__Prompt__. Copy the material word for word, from the line containing "news-divider xyxy=(442,423,790,424)" up to and including the line containing "sollicitudin purus.… xyxy=(442,109,766,122)".

__Source material__.

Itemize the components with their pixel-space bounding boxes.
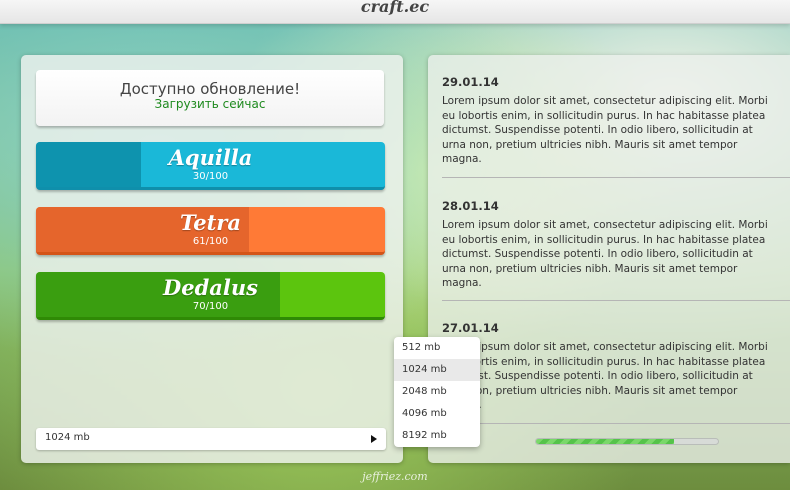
news-divider xyxy=(442,423,790,424)
news-body: Lorem ipsum dolor sit amet, consectetur … xyxy=(442,340,790,413)
memory-select-value: 1024 mb xyxy=(45,432,90,443)
news-line: dictumst. Suspendisse potenti. In odio l… xyxy=(442,370,753,382)
server-name: Dedalus xyxy=(163,275,258,300)
news-item: 29.01.14 Lorem ipsum dolor sit amet, con… xyxy=(442,75,790,167)
news-line: urna non, pretium ultricies nibh. Mauris… xyxy=(442,138,738,151)
news-date: 28.01.14 xyxy=(442,199,499,213)
news-line: eu lobortis enim, in sollicitudin purus.… xyxy=(442,109,766,122)
title-bar: craft.ec xyxy=(0,0,790,24)
download-progress-bar xyxy=(535,438,719,445)
news-divider xyxy=(442,177,790,178)
server-name: Tetra xyxy=(180,210,241,235)
news-line: Lorem ipsum dolor sit amet, consectetur … xyxy=(442,219,768,231)
news-body: Lorem ipsum dolor sit amet, consectetur … xyxy=(442,94,790,167)
news-item: 27.01.14 Lorem ipsum dolor sit amet, con… xyxy=(442,321,790,413)
news-line: urna non, pretium ultricies nibh. Mauris… xyxy=(442,384,738,397)
news-date: 29.01.14 xyxy=(442,75,499,89)
memory-option[interactable]: 512 mb xyxy=(394,337,480,359)
server-player-count: 30/100 xyxy=(192,171,229,182)
memory-option[interactable]: 4096 mb xyxy=(394,403,480,425)
memory-select[interactable]: 1024 mb xyxy=(36,428,386,450)
app-logo: craft.ec xyxy=(360,0,430,16)
news-item: 28.01.14 Lorem ipsum dolor sit amet, con… xyxy=(442,199,790,291)
news-line: magna. xyxy=(442,398,790,413)
server-player-count: 61/100 xyxy=(192,236,229,247)
update-notice: Доступно обновление! Загрузить сейчас xyxy=(36,70,384,126)
news-line: magna. xyxy=(442,277,482,289)
memory-dropdown-menu: 512 mb 1024 mb 2048 mb 4096 mb 8192 mb xyxy=(394,337,480,447)
news-line: eu lobortis enim, in sollicitudin purus.… xyxy=(442,233,766,246)
server-name: Aquilla xyxy=(168,145,253,170)
download-progress-fill xyxy=(536,439,675,444)
news-divider xyxy=(442,300,790,301)
memory-option[interactable]: 2048 mb xyxy=(394,381,480,403)
news-line: Lorem ipsum dolor sit amet, consectetur … xyxy=(442,341,768,353)
server-dedalus-button[interactable]: Dedalus 70/100 xyxy=(36,272,385,320)
caret-right-icon xyxy=(371,435,377,443)
news-line: dictumst. Suspendisse potenti. In odio l… xyxy=(442,124,753,136)
server-tetra-button[interactable]: Tetra 61/100 xyxy=(36,207,385,255)
server-aquilla-button[interactable]: Aquilla 30/100 xyxy=(36,142,385,190)
news-line: eu lobortis enim, in sollicitudin purus.… xyxy=(442,355,766,368)
memory-option[interactable]: 8192 mb xyxy=(394,425,480,447)
launcher-panel: Доступно обновление! Загрузить сейчас Aq… xyxy=(21,55,403,463)
download-now-link[interactable]: Загрузить сейчас xyxy=(36,97,384,111)
server-player-count: 70/100 xyxy=(192,301,229,312)
watermark: jeffriez.com xyxy=(362,470,428,483)
news-panel: 29.01.14 Lorem ipsum dolor sit amet, con… xyxy=(428,55,790,463)
news-line: dictumst. Suspendisse potenti. In odio l… xyxy=(442,248,753,260)
news-line: Lorem ipsum dolor sit amet, consectetur … xyxy=(442,95,768,107)
news-body: Lorem ipsum dolor sit amet, consectetur … xyxy=(442,218,790,291)
news-line: magna. xyxy=(442,153,482,165)
update-title: Доступно обновление! xyxy=(119,80,301,98)
news-date: 27.01.14 xyxy=(442,321,499,335)
memory-option[interactable]: 1024 mb xyxy=(394,359,480,381)
news-line: urna non, pretium ultricies nibh. Mauris… xyxy=(442,262,738,275)
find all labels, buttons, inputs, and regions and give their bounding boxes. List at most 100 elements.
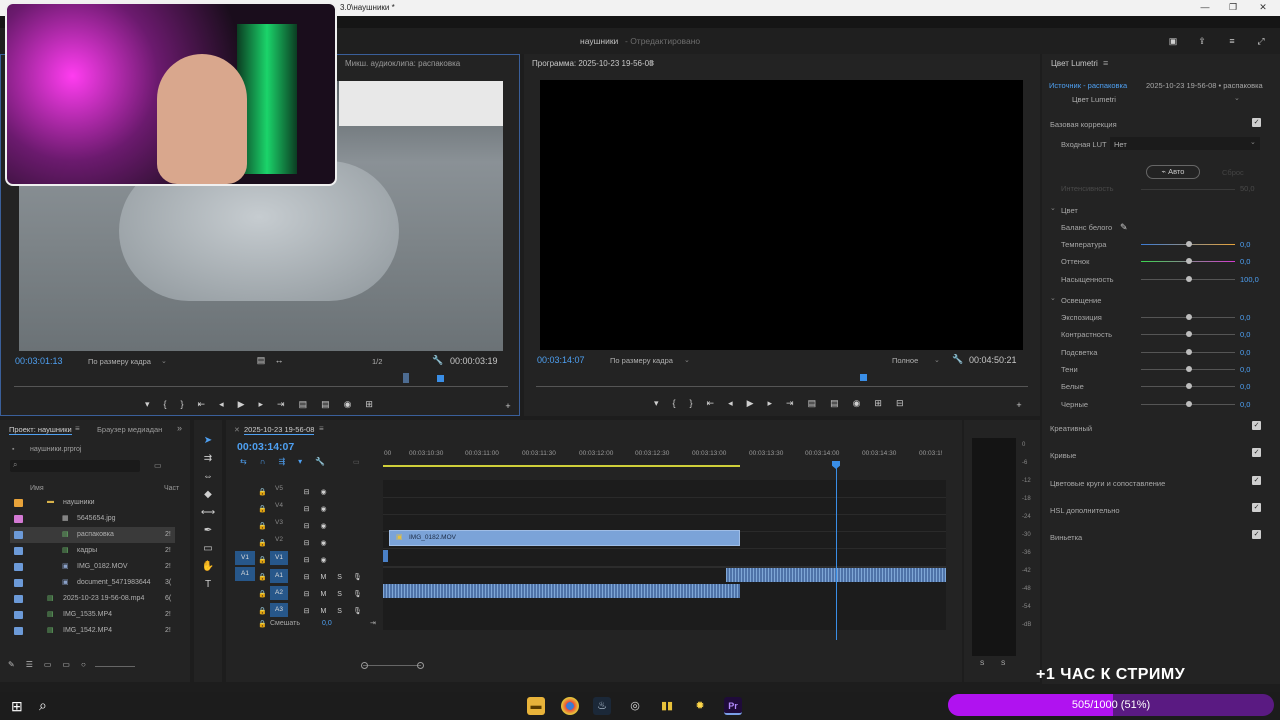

__Exercise response__.
news-divider xyxy=(442,423,790,424)
news-body: Lorem ipsum dolor sit amet, consectetur … xyxy=(442,340,790,413)
memory-select-value: 1024 mb xyxy=(45,432,90,443)
news-line: dictumst. Suspendisse potenti. In odio l… xyxy=(442,370,753,382)
server-name: Dedalus xyxy=(163,275,258,300)
news-item: 29.01.14 Lorem ipsum dolor sit amet, con… xyxy=(442,75,790,167)
news-line: urna non, pretium ultricies nibh. Mauris… xyxy=(442,138,738,151)
news-date: 28.01.14 xyxy=(442,199,499,213)
news-line: eu lobortis enim, in sollicitudin purus.… xyxy=(442,109,766,122)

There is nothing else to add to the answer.